Scan the lines and state how many carry "trouve". Leave out everything but the number.
>> begin RECORDS PROVIDED
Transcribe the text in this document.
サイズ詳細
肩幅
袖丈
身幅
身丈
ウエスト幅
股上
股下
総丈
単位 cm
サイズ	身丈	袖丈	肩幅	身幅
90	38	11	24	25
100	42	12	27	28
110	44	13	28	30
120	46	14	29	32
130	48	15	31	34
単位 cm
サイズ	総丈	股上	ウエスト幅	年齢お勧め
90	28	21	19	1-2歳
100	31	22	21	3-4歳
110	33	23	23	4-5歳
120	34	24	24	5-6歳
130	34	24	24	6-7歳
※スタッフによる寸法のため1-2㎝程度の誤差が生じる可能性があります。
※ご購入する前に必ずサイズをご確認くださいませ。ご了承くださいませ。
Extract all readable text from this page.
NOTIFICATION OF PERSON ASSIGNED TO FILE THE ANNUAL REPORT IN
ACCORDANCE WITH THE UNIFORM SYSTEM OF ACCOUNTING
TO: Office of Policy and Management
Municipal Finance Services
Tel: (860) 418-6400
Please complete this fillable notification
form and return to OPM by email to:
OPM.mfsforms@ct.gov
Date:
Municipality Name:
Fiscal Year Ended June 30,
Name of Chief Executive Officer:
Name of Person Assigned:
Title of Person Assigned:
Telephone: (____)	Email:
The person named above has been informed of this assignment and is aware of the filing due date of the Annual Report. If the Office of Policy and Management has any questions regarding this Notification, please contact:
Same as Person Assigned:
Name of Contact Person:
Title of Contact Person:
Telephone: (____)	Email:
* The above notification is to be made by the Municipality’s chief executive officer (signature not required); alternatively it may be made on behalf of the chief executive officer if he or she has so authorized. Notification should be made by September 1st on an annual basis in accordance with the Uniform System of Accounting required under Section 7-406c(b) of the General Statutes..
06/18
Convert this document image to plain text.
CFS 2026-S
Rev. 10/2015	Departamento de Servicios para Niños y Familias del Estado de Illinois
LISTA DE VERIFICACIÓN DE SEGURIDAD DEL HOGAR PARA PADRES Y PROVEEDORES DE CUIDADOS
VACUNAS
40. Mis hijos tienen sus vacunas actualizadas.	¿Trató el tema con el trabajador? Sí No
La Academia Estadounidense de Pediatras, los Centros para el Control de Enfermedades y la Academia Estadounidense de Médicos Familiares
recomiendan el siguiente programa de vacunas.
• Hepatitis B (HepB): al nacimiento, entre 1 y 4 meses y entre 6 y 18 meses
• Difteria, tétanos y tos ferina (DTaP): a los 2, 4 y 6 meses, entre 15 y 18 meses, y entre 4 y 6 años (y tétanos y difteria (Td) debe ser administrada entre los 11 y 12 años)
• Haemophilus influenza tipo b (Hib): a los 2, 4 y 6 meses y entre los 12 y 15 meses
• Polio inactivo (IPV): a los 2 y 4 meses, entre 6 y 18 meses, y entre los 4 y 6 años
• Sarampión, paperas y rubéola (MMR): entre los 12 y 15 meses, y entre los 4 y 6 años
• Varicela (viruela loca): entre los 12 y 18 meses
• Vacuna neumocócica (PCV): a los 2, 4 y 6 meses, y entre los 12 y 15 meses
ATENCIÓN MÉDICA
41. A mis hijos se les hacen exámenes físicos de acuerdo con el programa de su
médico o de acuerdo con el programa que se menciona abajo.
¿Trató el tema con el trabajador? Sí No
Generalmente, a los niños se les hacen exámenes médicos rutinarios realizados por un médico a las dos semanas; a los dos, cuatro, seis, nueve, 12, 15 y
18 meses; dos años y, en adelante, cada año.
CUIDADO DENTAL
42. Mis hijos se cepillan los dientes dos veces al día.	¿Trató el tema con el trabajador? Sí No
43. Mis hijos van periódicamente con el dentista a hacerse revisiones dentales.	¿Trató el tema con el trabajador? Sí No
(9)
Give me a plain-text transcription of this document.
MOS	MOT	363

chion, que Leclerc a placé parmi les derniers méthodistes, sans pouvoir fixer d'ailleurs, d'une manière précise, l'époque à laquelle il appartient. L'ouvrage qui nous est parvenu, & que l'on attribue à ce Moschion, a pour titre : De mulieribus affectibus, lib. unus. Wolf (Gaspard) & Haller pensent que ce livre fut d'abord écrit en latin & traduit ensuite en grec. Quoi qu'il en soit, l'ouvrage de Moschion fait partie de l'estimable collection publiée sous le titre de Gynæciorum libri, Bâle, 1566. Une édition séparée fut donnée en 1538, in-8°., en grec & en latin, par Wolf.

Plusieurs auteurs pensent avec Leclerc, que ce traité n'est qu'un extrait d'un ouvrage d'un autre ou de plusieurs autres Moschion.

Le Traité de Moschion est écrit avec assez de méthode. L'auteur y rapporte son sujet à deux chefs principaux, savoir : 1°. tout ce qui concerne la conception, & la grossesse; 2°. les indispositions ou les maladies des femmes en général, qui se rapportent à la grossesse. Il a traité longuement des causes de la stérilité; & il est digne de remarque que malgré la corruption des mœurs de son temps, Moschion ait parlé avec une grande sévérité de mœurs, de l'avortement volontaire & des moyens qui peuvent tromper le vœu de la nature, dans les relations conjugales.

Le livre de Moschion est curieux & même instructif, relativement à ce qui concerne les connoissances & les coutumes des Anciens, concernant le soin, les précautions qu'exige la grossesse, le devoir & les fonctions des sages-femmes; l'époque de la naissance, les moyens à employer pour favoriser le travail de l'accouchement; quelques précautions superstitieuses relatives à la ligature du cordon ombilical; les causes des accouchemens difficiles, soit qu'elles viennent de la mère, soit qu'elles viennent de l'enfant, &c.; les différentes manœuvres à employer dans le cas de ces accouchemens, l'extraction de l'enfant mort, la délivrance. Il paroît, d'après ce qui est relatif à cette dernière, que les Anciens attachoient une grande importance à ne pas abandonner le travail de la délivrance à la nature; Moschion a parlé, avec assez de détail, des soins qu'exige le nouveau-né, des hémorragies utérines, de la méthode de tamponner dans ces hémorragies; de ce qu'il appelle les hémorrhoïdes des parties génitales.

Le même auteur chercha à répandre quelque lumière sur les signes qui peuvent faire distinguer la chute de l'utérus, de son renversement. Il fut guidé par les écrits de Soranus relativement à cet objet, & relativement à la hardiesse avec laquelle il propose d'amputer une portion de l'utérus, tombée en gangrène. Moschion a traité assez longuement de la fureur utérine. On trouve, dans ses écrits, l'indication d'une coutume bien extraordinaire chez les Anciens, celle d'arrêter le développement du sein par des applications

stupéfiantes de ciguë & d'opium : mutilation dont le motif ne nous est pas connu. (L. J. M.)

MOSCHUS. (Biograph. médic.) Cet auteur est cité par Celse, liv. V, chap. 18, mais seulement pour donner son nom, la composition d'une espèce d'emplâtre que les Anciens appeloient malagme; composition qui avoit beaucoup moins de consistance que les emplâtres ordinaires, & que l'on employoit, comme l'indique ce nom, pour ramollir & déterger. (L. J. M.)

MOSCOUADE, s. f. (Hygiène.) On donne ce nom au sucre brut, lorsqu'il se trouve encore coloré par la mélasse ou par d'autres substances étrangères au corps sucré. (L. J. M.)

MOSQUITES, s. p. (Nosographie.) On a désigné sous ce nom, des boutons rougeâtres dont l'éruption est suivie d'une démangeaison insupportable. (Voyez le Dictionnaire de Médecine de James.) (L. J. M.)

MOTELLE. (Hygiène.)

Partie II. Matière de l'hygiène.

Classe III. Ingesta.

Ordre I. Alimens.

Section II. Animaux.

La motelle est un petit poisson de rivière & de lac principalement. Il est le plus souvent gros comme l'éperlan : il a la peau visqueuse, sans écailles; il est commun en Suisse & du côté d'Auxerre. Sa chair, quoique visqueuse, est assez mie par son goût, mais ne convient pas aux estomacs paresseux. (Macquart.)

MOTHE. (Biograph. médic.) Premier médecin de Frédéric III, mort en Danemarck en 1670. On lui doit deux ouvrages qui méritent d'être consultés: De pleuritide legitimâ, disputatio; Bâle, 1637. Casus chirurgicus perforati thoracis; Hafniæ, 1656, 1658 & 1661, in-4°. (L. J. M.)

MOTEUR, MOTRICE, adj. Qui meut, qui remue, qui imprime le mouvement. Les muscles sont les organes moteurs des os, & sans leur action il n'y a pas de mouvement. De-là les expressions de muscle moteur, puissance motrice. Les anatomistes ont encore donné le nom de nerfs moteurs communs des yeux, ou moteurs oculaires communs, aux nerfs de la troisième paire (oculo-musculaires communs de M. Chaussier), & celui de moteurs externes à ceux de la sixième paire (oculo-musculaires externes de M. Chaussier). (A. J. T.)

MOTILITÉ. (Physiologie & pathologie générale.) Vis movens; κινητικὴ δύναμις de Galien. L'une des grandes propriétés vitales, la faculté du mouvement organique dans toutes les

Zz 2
>> end RECORDS PROVIDED
#### TASK RESPONSE
2